# Problem statement
Transcribe the full listing exactly, and drop every picture.

■ ■ ■ ■ ■ ■ ■

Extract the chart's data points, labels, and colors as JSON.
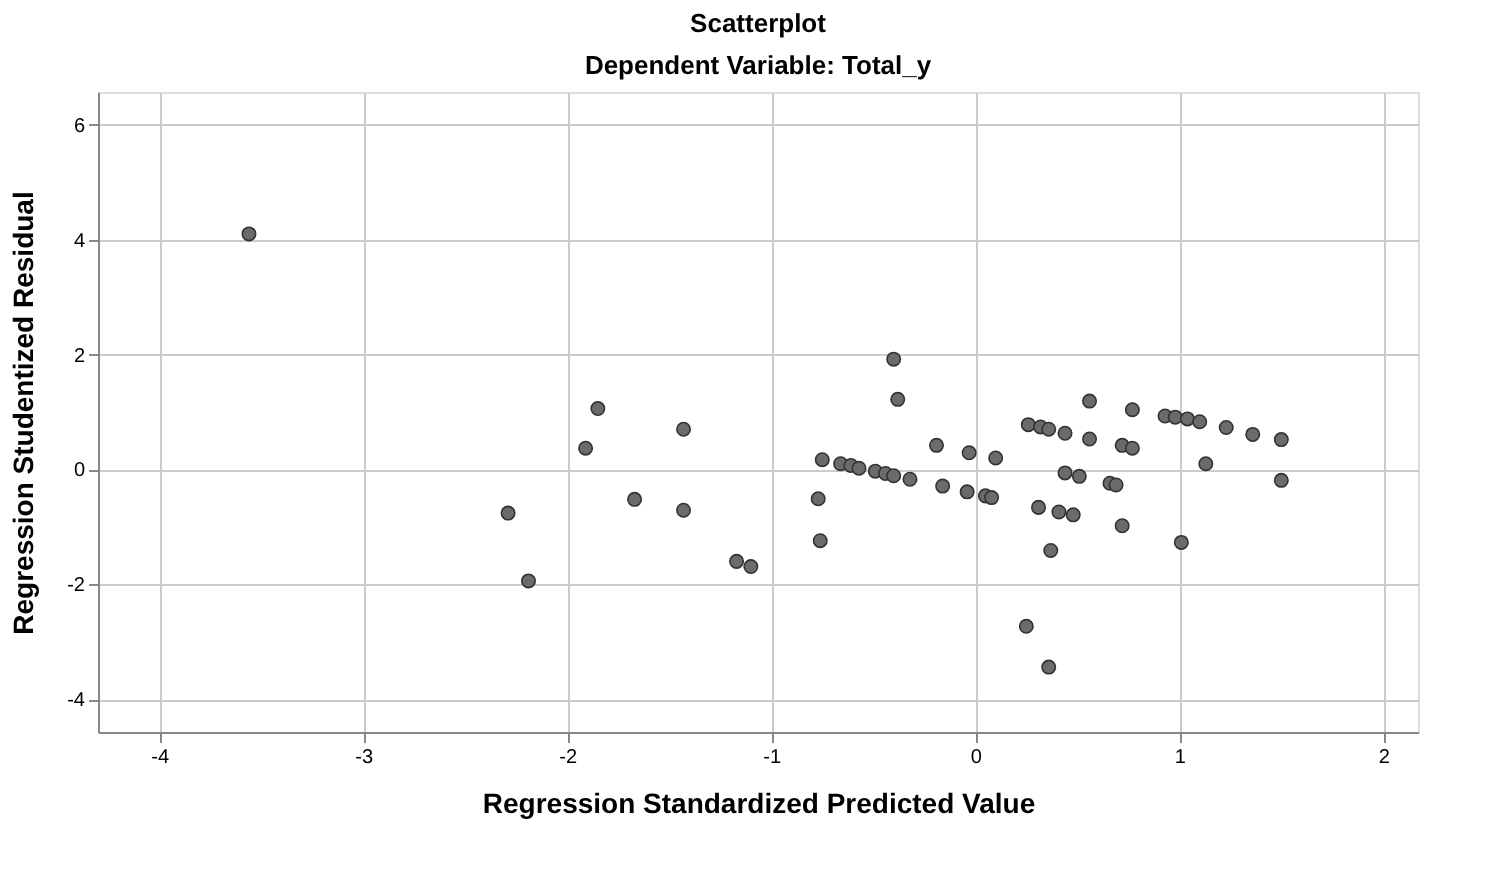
{
  "chart_data": {
    "type": "scatter",
    "title": "Scatterplot",
    "subtitle": "Dependent Variable: Total_y",
    "xlabel": "Regression Standardized Predicted Value",
    "ylabel": "Regression Studentized Residual",
    "x": [
      -3.56,
      -2.29,
      -2.19,
      -1.91,
      -1.85,
      -1.67,
      -1.43,
      -1.43,
      -1.17,
      -1.1,
      -0.77,
      -0.76,
      -0.75,
      -0.66,
      -0.61,
      -0.57,
      -0.49,
      -0.44,
      -0.4,
      -0.4,
      -0.38,
      -0.32,
      -0.19,
      -0.16,
      -0.03,
      -0.04,
      0.05,
      0.08,
      0.1,
      0.25,
      0.26,
      0.31,
      0.32,
      0.36,
      0.36,
      0.37,
      0.41,
      0.44,
      0.44,
      0.48,
      0.51,
      0.56,
      0.56,
      0.66,
      0.69,
      0.72,
      0.72,
      0.77,
      0.77,
      0.93,
      0.98,
      1.01,
      1.04,
      1.1,
      1.13,
      1.23,
      1.36,
      1.5,
      1.5
    ],
    "series": [
      {
        "color": "#6b6b6b",
        "values": [
          4.1,
          -0.76,
          -1.94,
          0.37,
          1.06,
          -0.52,
          0.7,
          -0.71,
          -1.6,
          -1.69,
          -0.51,
          -1.24,
          0.17,
          0.1,
          0.07,
          0.02,
          -0.03,
          -0.07,
          -0.11,
          1.92,
          1.22,
          -0.17,
          0.42,
          -0.29,
          0.29,
          -0.39,
          -0.46,
          -0.49,
          0.2,
          -2.73,
          0.78,
          -0.66,
          0.74,
          0.7,
          -3.44,
          -1.41,
          -0.74,
          0.63,
          -0.06,
          -0.79,
          -0.12,
          1.19,
          0.53,
          -0.24,
          -0.27,
          0.42,
          -0.98,
          1.04,
          0.37,
          0.93,
          0.91,
          -1.27,
          0.88,
          0.83,
          0.1,
          0.73,
          0.61,
          0.52,
          -0.19
        ]
      }
    ],
    "xlim": [
      -4.3,
      2.17
    ],
    "ylim": [
      -4.57,
      6.57
    ],
    "xticks": [
      -4,
      -3,
      -2,
      -1,
      0,
      1,
      2
    ],
    "yticks": [
      -4,
      -2,
      0,
      2,
      4,
      6
    ],
    "grid": true,
    "marker": "circle",
    "legend": false
  }
}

■ ■ ■ ■ ■ ■ ■

# Exercise output
Extract the chart's data points, labels, and colors as JSON.
{
  "chart_data": {
    "type": "scatter",
    "title": "Scatterplot",
    "subtitle": "Dependent Variable: Total_y",
    "xlabel": "Regression Standardized Predicted Value",
    "ylabel": "Regression Studentized Residual",
    "x": [
      -3.56,
      -2.29,
      -2.19,
      -1.91,
      -1.85,
      -1.67,
      -1.43,
      -1.43,
      -1.17,
      -1.1,
      -0.77,
      -0.76,
      -0.75,
      -0.66,
      -0.61,
      -0.57,
      -0.49,
      -0.44,
      -0.4,
      -0.4,
      -0.38,
      -0.32,
      -0.19,
      -0.16,
      -0.03,
      -0.04,
      0.05,
      0.08,
      0.1,
      0.25,
      0.26,
      0.31,
      0.32,
      0.36,
      0.36,
      0.37,
      0.41,
      0.44,
      0.44,
      0.48,
      0.51,
      0.56,
      0.56,
      0.66,
      0.69,
      0.72,
      0.72,
      0.77,
      0.77,
      0.93,
      0.98,
      1.01,
      1.04,
      1.1,
      1.13,
      1.23,
      1.36,
      1.5,
      1.5
    ],
    "series": [
      {
        "color": "#6b6b6b",
        "values": [
          4.1,
          -0.76,
          -1.94,
          0.37,
          1.06,
          -0.52,
          0.7,
          -0.71,
          -1.6,
          -1.69,
          -0.51,
          -1.24,
          0.17,
          0.1,
          0.07,
          0.02,
          -0.03,
          -0.07,
          -0.11,
          1.92,
          1.22,
          -0.17,
          0.42,
          -0.29,
          0.29,
          -0.39,
          -0.46,
          -0.49,
          0.2,
          -2.73,
          0.78,
          -0.66,
          0.74,
          0.7,
          -3.44,
          -1.41,
          -0.74,
          0.63,
          -0.06,
          -0.79,
          -0.12,
          1.19,
          0.53,
          -0.24,
          -0.27,
          0.42,
          -0.98,
          1.04,
          0.37,
          0.93,
          0.91,
          -1.27,
          0.88,
          0.83,
          0.1,
          0.73,
          0.61,
          0.52,
          -0.19
        ]
      }
    ],
    "xlim": [
      -4.3,
      2.17
    ],
    "ylim": [
      -4.57,
      6.57
    ],
    "xticks": [
      -4,
      -3,
      -2,
      -1,
      0,
      1,
      2
    ],
    "yticks": [
      -4,
      -2,
      0,
      2,
      4,
      6
    ],
    "grid": true,
    "marker": "circle",
    "legend": false
  }
}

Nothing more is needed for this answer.